» Short problem:
Lines containing the word "мероприятия" are to be located and copied.

» Data section:
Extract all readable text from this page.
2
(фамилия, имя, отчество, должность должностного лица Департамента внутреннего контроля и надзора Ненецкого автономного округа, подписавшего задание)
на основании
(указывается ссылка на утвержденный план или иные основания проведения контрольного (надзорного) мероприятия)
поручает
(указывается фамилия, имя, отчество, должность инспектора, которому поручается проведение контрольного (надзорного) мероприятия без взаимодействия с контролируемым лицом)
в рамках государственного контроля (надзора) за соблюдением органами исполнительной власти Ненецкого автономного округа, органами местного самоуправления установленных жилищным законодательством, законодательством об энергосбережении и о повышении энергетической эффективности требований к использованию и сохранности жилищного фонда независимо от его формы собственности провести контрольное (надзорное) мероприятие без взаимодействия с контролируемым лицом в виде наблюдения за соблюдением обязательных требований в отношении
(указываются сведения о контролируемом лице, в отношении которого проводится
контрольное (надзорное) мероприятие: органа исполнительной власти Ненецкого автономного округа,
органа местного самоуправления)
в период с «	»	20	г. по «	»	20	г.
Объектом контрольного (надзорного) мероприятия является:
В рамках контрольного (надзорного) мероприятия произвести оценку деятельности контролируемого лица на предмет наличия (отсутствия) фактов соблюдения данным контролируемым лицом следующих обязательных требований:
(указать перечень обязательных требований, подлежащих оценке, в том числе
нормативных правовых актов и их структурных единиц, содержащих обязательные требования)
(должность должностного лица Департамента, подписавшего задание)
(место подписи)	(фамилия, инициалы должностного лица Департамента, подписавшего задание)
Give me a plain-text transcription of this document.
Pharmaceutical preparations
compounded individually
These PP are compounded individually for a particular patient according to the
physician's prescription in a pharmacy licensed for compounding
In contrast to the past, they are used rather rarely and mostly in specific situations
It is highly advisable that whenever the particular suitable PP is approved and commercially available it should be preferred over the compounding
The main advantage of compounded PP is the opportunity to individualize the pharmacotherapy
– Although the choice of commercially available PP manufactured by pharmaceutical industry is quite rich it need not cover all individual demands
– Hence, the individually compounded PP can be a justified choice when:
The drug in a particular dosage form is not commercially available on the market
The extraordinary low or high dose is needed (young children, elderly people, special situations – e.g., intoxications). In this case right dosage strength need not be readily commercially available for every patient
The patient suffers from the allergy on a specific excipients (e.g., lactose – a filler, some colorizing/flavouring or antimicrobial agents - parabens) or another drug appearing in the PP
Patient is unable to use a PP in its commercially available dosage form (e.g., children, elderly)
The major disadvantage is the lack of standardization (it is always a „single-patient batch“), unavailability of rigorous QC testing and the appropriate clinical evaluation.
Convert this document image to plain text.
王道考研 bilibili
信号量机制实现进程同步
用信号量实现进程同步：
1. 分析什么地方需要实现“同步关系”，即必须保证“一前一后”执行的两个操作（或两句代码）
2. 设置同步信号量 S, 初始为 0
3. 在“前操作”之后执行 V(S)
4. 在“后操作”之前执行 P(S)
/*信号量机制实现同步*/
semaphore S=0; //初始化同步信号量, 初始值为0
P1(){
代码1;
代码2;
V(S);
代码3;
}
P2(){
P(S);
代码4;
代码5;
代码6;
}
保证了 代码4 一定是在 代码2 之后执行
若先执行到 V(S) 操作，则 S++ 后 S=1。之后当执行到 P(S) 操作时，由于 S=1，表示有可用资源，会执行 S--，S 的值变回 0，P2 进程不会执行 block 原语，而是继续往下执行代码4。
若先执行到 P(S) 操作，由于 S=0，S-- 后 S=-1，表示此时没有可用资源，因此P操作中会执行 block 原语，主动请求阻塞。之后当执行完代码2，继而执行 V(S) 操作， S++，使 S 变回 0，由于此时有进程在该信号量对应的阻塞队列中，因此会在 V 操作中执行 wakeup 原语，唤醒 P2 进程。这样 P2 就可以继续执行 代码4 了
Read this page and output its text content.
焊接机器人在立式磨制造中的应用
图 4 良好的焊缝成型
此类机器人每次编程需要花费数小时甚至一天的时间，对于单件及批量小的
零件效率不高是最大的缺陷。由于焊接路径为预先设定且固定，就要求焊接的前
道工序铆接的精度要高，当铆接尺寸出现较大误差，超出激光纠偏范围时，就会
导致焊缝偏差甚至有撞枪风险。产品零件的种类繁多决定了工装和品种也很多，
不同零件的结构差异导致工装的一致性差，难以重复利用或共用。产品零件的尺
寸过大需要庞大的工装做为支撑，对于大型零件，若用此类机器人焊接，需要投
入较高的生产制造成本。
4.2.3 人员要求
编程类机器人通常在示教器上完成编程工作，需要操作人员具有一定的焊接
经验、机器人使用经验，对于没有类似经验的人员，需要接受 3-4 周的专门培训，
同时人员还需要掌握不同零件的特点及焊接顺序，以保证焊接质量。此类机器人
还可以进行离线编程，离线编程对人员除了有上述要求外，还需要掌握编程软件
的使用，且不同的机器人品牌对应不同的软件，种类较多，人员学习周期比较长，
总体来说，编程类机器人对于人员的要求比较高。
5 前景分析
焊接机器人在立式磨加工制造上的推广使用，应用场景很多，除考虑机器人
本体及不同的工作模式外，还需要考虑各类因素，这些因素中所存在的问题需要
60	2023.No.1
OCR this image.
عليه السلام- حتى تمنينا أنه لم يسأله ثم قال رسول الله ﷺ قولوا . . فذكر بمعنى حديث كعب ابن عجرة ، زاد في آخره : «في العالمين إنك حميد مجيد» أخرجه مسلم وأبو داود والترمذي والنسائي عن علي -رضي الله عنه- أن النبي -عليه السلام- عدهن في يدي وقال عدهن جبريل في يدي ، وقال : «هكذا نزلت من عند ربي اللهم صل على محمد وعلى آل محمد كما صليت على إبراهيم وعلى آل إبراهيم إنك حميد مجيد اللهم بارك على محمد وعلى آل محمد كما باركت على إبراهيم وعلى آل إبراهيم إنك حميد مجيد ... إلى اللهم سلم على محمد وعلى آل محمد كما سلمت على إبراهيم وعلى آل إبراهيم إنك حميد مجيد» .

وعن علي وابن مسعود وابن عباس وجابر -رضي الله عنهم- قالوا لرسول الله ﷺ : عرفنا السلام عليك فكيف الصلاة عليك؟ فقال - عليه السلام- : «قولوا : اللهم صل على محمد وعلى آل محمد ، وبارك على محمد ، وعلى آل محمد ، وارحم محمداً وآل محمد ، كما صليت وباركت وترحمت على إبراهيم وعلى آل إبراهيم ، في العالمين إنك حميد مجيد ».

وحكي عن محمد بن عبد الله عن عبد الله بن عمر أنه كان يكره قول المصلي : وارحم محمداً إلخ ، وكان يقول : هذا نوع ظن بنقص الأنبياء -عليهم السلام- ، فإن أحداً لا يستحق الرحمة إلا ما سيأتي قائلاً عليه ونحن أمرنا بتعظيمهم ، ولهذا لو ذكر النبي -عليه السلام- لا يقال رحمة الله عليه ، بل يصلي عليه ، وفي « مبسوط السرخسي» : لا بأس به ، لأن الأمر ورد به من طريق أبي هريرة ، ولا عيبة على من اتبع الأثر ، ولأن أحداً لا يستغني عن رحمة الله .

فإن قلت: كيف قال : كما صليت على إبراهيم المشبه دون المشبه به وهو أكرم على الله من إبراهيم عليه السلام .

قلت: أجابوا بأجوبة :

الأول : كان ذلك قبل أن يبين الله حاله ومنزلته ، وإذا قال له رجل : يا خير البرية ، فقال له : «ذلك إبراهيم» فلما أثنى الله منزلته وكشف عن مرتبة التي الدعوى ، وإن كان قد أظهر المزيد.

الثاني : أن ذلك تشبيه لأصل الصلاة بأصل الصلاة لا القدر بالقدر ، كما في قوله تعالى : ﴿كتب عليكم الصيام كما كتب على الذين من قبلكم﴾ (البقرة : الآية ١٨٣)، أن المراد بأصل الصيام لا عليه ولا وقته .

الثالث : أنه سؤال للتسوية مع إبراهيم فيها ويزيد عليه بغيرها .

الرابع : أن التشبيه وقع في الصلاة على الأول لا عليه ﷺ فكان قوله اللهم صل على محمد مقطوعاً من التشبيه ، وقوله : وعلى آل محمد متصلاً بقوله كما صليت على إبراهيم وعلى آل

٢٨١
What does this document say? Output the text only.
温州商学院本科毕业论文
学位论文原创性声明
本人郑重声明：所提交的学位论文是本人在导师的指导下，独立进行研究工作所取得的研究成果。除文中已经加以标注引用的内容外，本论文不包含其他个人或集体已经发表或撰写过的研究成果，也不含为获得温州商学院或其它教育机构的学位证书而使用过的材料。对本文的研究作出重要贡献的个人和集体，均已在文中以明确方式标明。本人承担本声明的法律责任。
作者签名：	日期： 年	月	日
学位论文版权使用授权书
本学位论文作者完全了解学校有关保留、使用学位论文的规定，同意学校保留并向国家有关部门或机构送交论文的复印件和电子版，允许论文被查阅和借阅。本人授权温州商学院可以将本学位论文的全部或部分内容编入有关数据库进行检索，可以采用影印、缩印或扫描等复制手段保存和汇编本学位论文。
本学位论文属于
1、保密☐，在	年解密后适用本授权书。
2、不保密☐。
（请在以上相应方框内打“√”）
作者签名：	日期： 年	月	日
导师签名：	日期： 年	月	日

» Written solution:
(указывается ссылка на утвержденный план или иные основания проведения контрольного (надзорного) мероприятия)
(указывается фамилия, имя, отчество, должность инспектора, которому поручается проведение контрольного (надзорного) мероприятия без взаимодействия с контролируемым лицом)
Объектом контрольного (надзорного) мероприятия является:
В рамках контрольного (надзорного) мероприятия произвести оценку деятельности контролируемого лица на предмет наличия (отсутствия) фактов соблюдения данным контролируемым лицом следующих обязательных требований:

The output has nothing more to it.